## [Do this]
Return the listing below verbatim. Pictures do not belong in the copy.

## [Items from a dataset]
+-------+

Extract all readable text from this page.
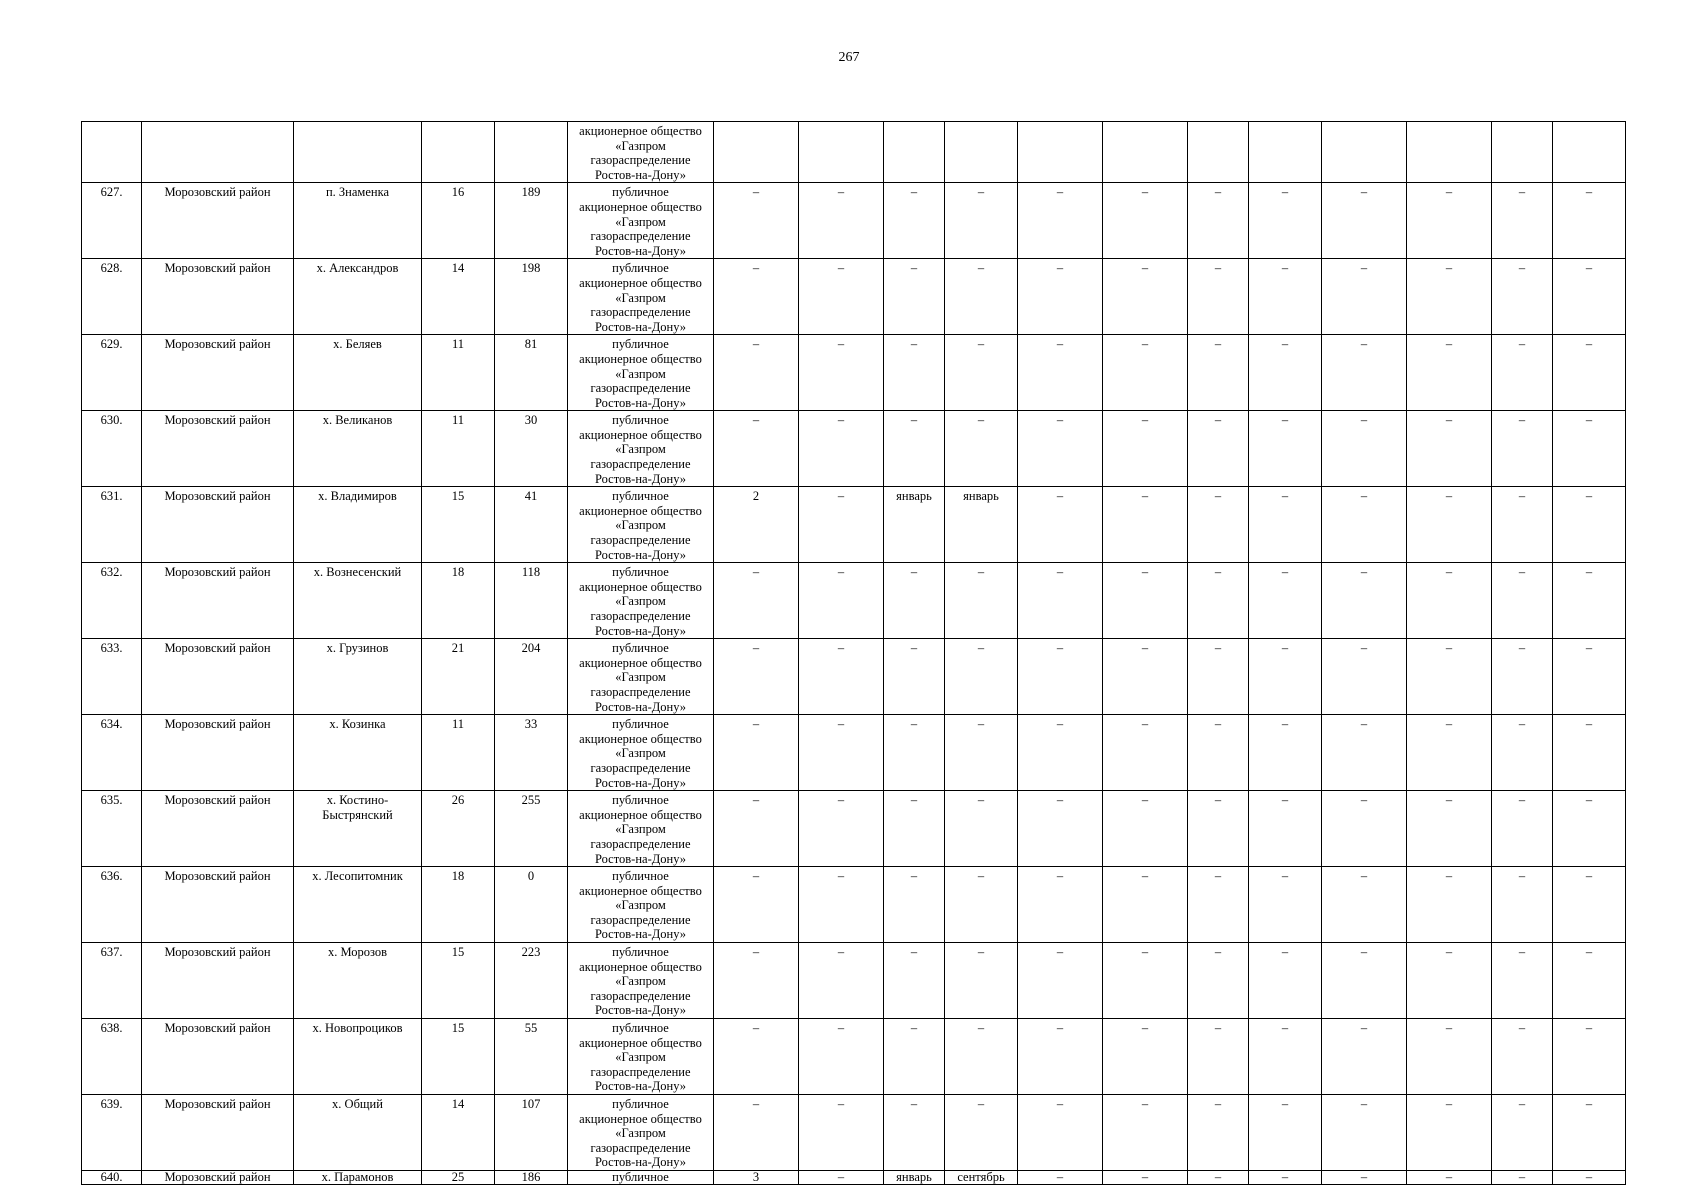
267
					акционерное общество
«Газпром
газораспределение
Ростов-на-Дону»												
627.	Морозовский район	п. Знаменка	16	189	публичное
акционерное общество
«Газпром
газораспределение
Ростов-на-Дону»	–	–	–	–	–	–	–	–	–	–	–	–
628.	Морозовский район	х. Александров	14	198	публичное
акционерное общество
«Газпром
газораспределение
Ростов-на-Дону»	–	–	–	–	–	–	–	–	–	–	–	–
629.	Морозовский район	х. Беляев	11	81	публичное
акционерное общество
«Газпром
газораспределение
Ростов-на-Дону»	–	–	–	–	–	–	–	–	–	–	–	–
630.	Морозовский район	х. Великанов	11	30	публичное
акционерное общество
«Газпром
газораспределение
Ростов-на-Дону»	–	–	–	–	–	–	–	–	–	–	–	–
631.	Морозовский район	х. Владимиров	15	41	публичное
акционерное общество
«Газпром
газораспределение
Ростов-на-Дону»	2	–	январь	январь	–	–	–	–	–	–	–	–
632.	Морозовский район	х. Вознесенский	18	118	публичное
акционерное общество
«Газпром
газораспределение
Ростов-на-Дону»	–	–	–	–	–	–	–	–	–	–	–	–
633.	Морозовский район	х. Грузинов	21	204	публичное
акционерное общество
«Газпром
газораспределение
Ростов-на-Дону»	–	–	–	–	–	–	–	–	–	–	–	–
634.	Морозовский район	х. Козинка	11	33	публичное
акционерное общество
«Газпром
газораспределение
Ростов-на-Дону»	–	–	–	–	–	–	–	–	–	–	–	–
635.	Морозовский район	х. Костино-
Быстрянский	26	255	публичное
акционерное общество
«Газпром
газораспределение
Ростов-на-Дону»	–	–	–	–	–	–	–	–	–	–	–	–
636.	Морозовский район	х. Лесопитомник	18	0	публичное
акционерное общество
«Газпром
газораспределение
Ростов-на-Дону»	–	–	–	–	–	–	–	–	–	–	–	–
637.	Морозовский район	х. Морозов	15	223	публичное
акционерное общество
«Газпром
газораспределение
Ростов-на-Дону»	–	–	–	–	–	–	–	–	–	–	–	–
638.	Морозовский район	х. Новопроциков	15	55	публичное
акционерное общество
«Газпром
газораспределение
Ростов-на-Дону»	–	–	–	–	–	–	–	–	–	–	–	–
639.	Морозовский район	х. Общий	14	107	публичное
акционерное общество
«Газпром
газораспределение
Ростов-на-Дону»	–	–	–	–	–	–	–	–	–	–	–	–
640.	Морозовский район	х. Парамонов	25	186	публичное	3	–	январь	сентябрь	–	–	–	–	–	–	–	–
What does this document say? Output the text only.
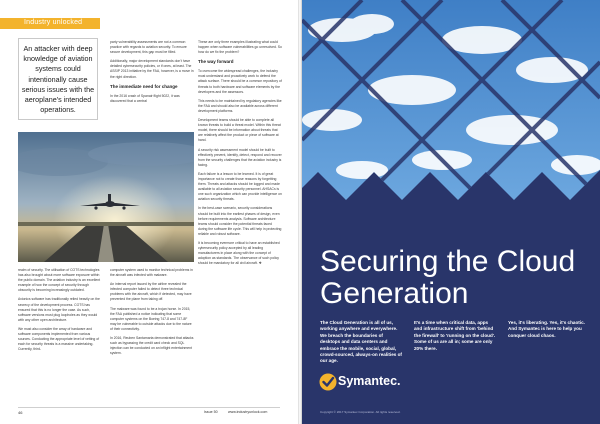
Industry unlocked

An attacker with deep knowledge of aviation systems could intentionally cause serious issues with the aeroplane's intended operations.

party vulnerability assessments are not a common practice with regards to aviation security. To ensure secure development, this gap must be filled.

Additionally, major development standards don't have detailed cybersecurity policies, or if ones, at least. The ASSIP 2013 initiative by the FAA, however, is a move in the right direction.

The immediate need for change

In the 2016 crash of Spanair flight 5022, it was discovered that a central

These are only three examples illustrating what could happen when software vulnerabilities go unresolved. So how do we fix the problem?

The way forward

To overcome the widespread challenges, the industry must understand and proactively work to defend the attack surface. There should be a common repository of threats to both hardware and software elements by the developers and the assessors.

This needs to be maintained by regulatory agencies like the FAA and should also be available across different development platforms.

Development teams should be able to complete all known threats to build a threat model. Within this threat model, there should be information about threats that are relatively affect the product or piece of software at hand.

A security risk assessment model should be built to effectively prevent, identify, detect, respond and recover from the security challenges that the aviation industry is facing.

Each failure is a lesson to be learned. It is of great importance not to create those reasons by forgetting them. Threats and attacks should be logged and made available to all aviation security personnel. AHSACs is one such organization which can provide intelligence on aviation security threats.

In the best-case scenario, security considerations should be built into the earliest phases of design, even before requirements analysis. Software architecture teams should consider the potential threats faced during the software life cycle. This will help in protecting reliable and robust software.

It is becoming evermore critical to have an established cybersecurity policy accepted by all leading manufacturers in place along with the concept of adoption as standards. The observance of such policy should be mandatory for all civil aircraft. ❖

realm of security. The utilisation of COTS technologies has also brought about more software exposure within the public domain. The aviation industry is an excellent example of how the concept of security through obscurity is becoming increasingly outdated.

Avionics software has traditionally relied heavily on the secrecy of the development process. COTS has ensured that this is no longer the case. As such, software versions must plug loopholes as they would with any other open architecture.

We must also consider the array of hardware and software components implemented from various sources. Conducting the appropriate level of vetting of each for security threats is a massive undertaking. Currently, third-

computer system used to monitor technical problems in the aircraft was infected with malware.

An internal report issued by the airline revealed the infected computer failed to detect three technical problems with the aircraft, which if detected, may have prevented the plane from taking off.

The malware was found to be a trojan horse. In 2015, the FAA published a notice indicating that some computer systems on the Boeing 747-8 and 747-8F may be vulnerable to outside attacks due to the nature of their connectivity.

In 2016, Reuben Santamarta demonstrated that attacks such as bypassing the credit card check and SQL injection can be conducted on an inflight entertainment system.

46	Issue 50	www.industryunlock.com
Securing the Cloud Generation

The Cloud Generation is all of us, working anywhere and everywhere. We breach the boundaries of desktops and data centers and embrace the mobile, social, global, crowd-sourced, always-on realities of our age.

It's a time when critical data, apps and infrastructure shift from 'behind the firewall' to 'running on the cloud'. Some of us are all in; some are only 20% there.

Yes, it's liberating. Yes, it's chaotic. And Symantec is here to help you conquer cloud chaos.

Symantec.
Copyright © 2017 Symantec Corporation. All rights reserved.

+-------+

## [The answer]
Extract all readable text from this page.
267
					акционерное общество
«Газпром
газораспределение
Ростов-на-Дону»												
627.	Морозовский район	п. Знаменка	16	189	публичное
акционерное общество
«Газпром
газораспределение
Ростов-на-Дону»	–	–	–	–	–	–	–	–	–	–	–	–
628.	Морозовский район	х. Александров	14	198	публичное
акционерное общество
«Газпром
газораспределение
Ростов-на-Дону»	–	–	–	–	–	–	–	–	–	–	–	–
629.	Морозовский район	х. Беляев	11	81	публичное
акционерное общество
«Газпром
газораспределение
Ростов-на-Дону»	–	–	–	–	–	–	–	–	–	–	–	–
630.	Морозовский район	х. Великанов	11	30	публичное
акционерное общество
«Газпром
газораспределение
Ростов-на-Дону»	–	–	–	–	–	–	–	–	–	–	–	–
631.	Морозовский район	х. Владимиров	15	41	публичное
акционерное общество
«Газпром
газораспределение
Ростов-на-Дону»	2	–	январь	январь	–	–	–	–	–	–	–	–
632.	Морозовский район	х. Вознесенский	18	118	публичное
акционерное общество
«Газпром
газораспределение
Ростов-на-Дону»	–	–	–	–	–	–	–	–	–	–	–	–
633.	Морозовский район	х. Грузинов	21	204	публичное
акционерное общество
«Газпром
газораспределение
Ростов-на-Дону»	–	–	–	–	–	–	–	–	–	–	–	–
634.	Морозовский район	х. Козинка	11	33	публичное
акционерное общество
«Газпром
газораспределение
Ростов-на-Дону»	–	–	–	–	–	–	–	–	–	–	–	–
635.	Морозовский район	х. Костино-
Быстрянский	26	255	публичное
акционерное общество
«Газпром
газораспределение
Ростов-на-Дону»	–	–	–	–	–	–	–	–	–	–	–	–
636.	Морозовский район	х. Лесопитомник	18	0	публичное
акционерное общество
«Газпром
газораспределение
Ростов-на-Дону»	–	–	–	–	–	–	–	–	–	–	–	–
637.	Морозовский район	х. Морозов	15	223	публичное
акционерное общество
«Газпром
газораспределение
Ростов-на-Дону»	–	–	–	–	–	–	–	–	–	–	–	–
638.	Морозовский район	х. Новопроциков	15	55	публичное
акционерное общество
«Газпром
газораспределение
Ростов-на-Дону»	–	–	–	–	–	–	–	–	–	–	–	–
639.	Морозовский район	х. Общий	14	107	публичное
акционерное общество
«Газпром
газораспределение
Ростов-на-Дону»	–	–	–	–	–	–	–	–	–	–	–	–
640.	Морозовский район	х. Парамонов	25	186	публичное	3	–	январь	сентябрь	–	–	–	–	–	–	–	–
What does this document say? Output the text only.
Industry unlocked

An attacker with deep knowledge of aviation systems could intentionally cause serious issues with the aeroplane's intended operations.

party vulnerability assessments are not a common practice with regards to aviation security. To ensure secure development, this gap must be filled.

Additionally, major development standards don't have detailed cybersecurity policies, or if ones, at least. The ASSIP 2013 initiative by the FAA, however, is a move in the right direction.

The immediate need for change

In the 2016 crash of Spanair flight 5022, it was discovered that a central

These are only three examples illustrating what could happen when software vulnerabilities go unresolved. So how do we fix the problem?

The way forward

To overcome the widespread challenges, the industry must understand and proactively work to defend the attack surface. There should be a common repository of threats to both hardware and software elements by the developers and the assessors.

This needs to be maintained by regulatory agencies like the FAA and should also be available across different development platforms.

Development teams should be able to complete all known threats to build a threat model. Within this threat model, there should be information about threats that are relatively affect the product or piece of software at hand.

A security risk assessment model should be built to effectively prevent, identify, detect, respond and recover from the security challenges that the aviation industry is facing.

Each failure is a lesson to be learned. It is of great importance not to create those reasons by forgetting them. Threats and attacks should be logged and made available to all aviation security personnel. AHSACs is one such organization which can provide intelligence on aviation security threats.

In the best-case scenario, security considerations should be built into the earliest phases of design, even before requirements analysis. Software architecture teams should consider the potential threats faced during the software life cycle. This will help in protecting reliable and robust software.

It is becoming evermore critical to have an established cybersecurity policy accepted by all leading manufacturers in place along with the concept of adoption as standards. The observance of such policy should be mandatory for all civil aircraft. ❖

realm of security. The utilisation of COTS technologies has also brought about more software exposure within the public domain. The aviation industry is an excellent example of how the concept of security through obscurity is becoming increasingly outdated.

Avionics software has traditionally relied heavily on the secrecy of the development process. COTS has ensured that this is no longer the case. As such, software versions must plug loopholes as they would with any other open architecture.

We must also consider the array of hardware and software components implemented from various sources. Conducting the appropriate level of vetting of each for security threats is a massive undertaking. Currently, third-

computer system used to monitor technical problems in the aircraft was infected with malware.

An internal report issued by the airline revealed the infected computer failed to detect three technical problems with the aircraft, which if detected, may have prevented the plane from taking off.

The malware was found to be a trojan horse. In 2015, the FAA published a notice indicating that some computer systems on the Boeing 747-8 and 747-8F may be vulnerable to outside attacks due to the nature of their connectivity.

In 2016, Reuben Santamarta demonstrated that attacks such as bypassing the credit card check and SQL injection can be conducted on an inflight entertainment system.

46	Issue 50	www.industryunlock.com
Securing the Cloud Generation

The Cloud Generation is all of us, working anywhere and everywhere. We breach the boundaries of desktops and data centers and embrace the mobile, social, global, crowd-sourced, always-on realities of our age.

It's a time when critical data, apps and infrastructure shift from 'behind the firewall' to 'running on the cloud'. Some of us are all in; some are only 20% there.

Yes, it's liberating. Yes, it's chaotic. And Symantec is here to help you conquer cloud chaos.

Symantec.
Copyright © 2017 Symantec Corporation. All rights reserved.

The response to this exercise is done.